(Dataset entries)
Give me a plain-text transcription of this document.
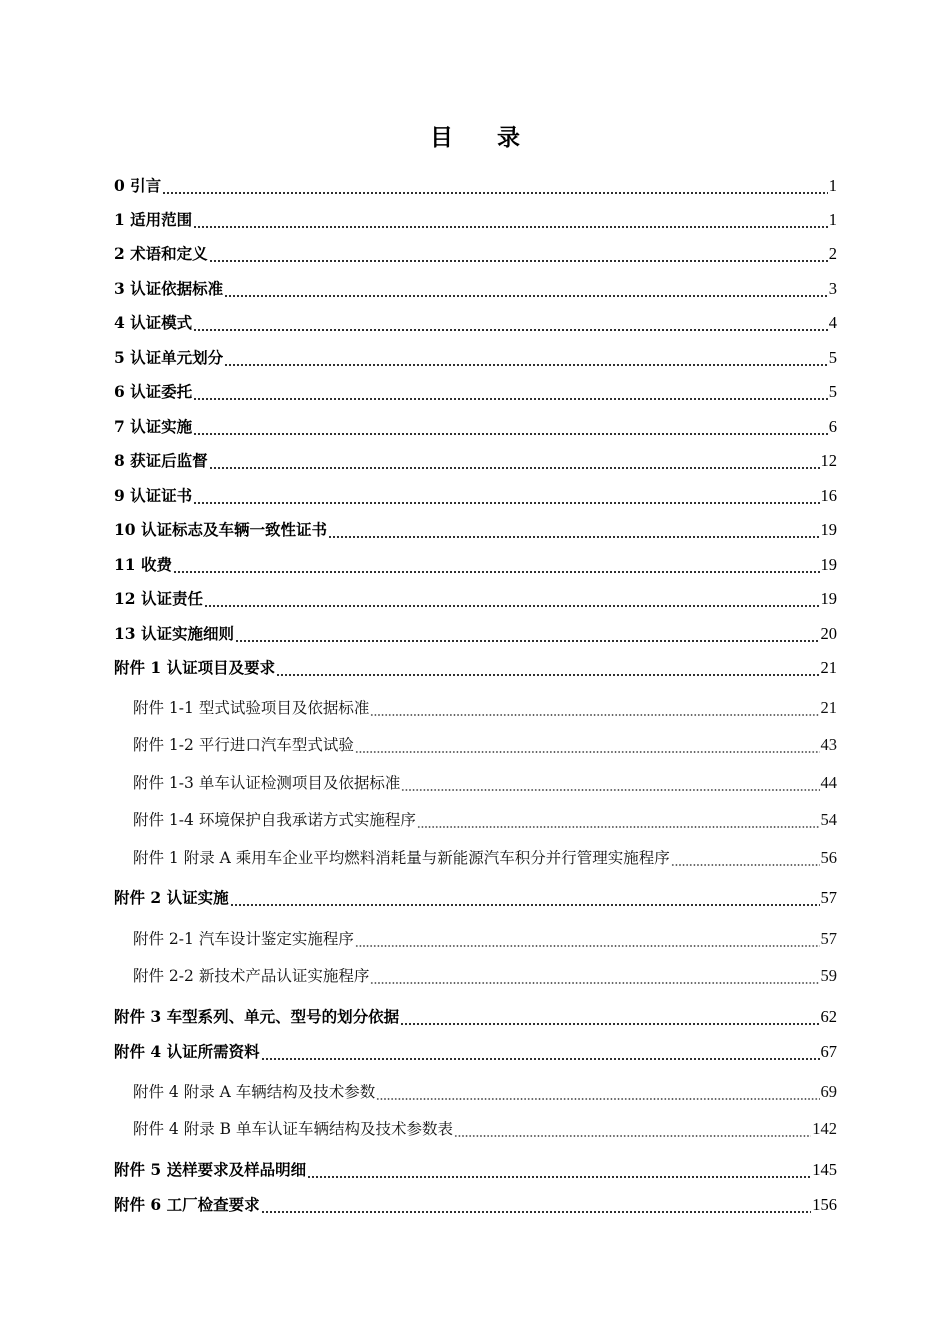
目 录
0 引言	1
1 适用范围	1
2 术语和定义	2
3 认证依据标准	3
4 认证模式	4
5 认证单元划分	5
6 认证委托	5
7 认证实施	6
8 获证后监督	12
9 认证证书	16
10 认证标志及车辆一致性证书	19
11 收费	19
12 认证责任	19
13 认证实施细则	20
附件 1 认证项目及要求	21
附件 1-1 型式试验项目及依据标准	21
附件 1-2 平行进口汽车型式试验	43
附件 1-3 单车认证检测项目及依据标准	44
附件 1-4 环境保护自我承诺方式实施程序	54
附件 1 附录 A 乘用车企业平均燃料消耗量与新能源汽车积分并行管理实施程序	56
附件 2 认证实施	57
附件 2-1 汽车设计鉴定实施程序	57
附件 2-2 新技术产品认证实施程序	59
附件 3 车型系列、单元、型号的划分依据	62
附件 4 认证所需资料	67
附件 4 附录 A 车辆结构及技术参数	69
附件 4 附录 B 单车认证车辆结构及技术参数表	142
附件 5 送样要求及样品明细	145
附件 6 工厂检查要求	156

=== Exercise prompt ===
Exactly as written, return every line of the listing, but not the pictures.

=== Worked solution ===
Give me a plain-text transcription of this document.
目 录
0 引言	1
1 适用范围	1
2 术语和定义	2
3 认证依据标准	3
4 认证模式	4
5 认证单元划分	5
6 认证委托	5
7 认证实施	6
8 获证后监督	12
9 认证证书	16
10 认证标志及车辆一致性证书	19
11 收费	19
12 认证责任	19
13 认证实施细则	20
附件 1 认证项目及要求	21
附件 1-1 型式试验项目及依据标准	21
附件 1-2 平行进口汽车型式试验	43
附件 1-3 单车认证检测项目及依据标准	44
附件 1-4 环境保护自我承诺方式实施程序	54
附件 1 附录 A 乘用车企业平均燃料消耗量与新能源汽车积分并行管理实施程序	56
附件 2 认证实施	57
附件 2-1 汽车设计鉴定实施程序	57
附件 2-2 新技术产品认证实施程序	59
附件 3 车型系列、单元、型号的划分依据	62
附件 4 认证所需资料	67
附件 4 附录 A 车辆结构及技术参数	69
附件 4 附录 B 单车认证车辆结构及技术参数表	142
附件 5 送样要求及样品明细	145
附件 6 工厂检查要求	156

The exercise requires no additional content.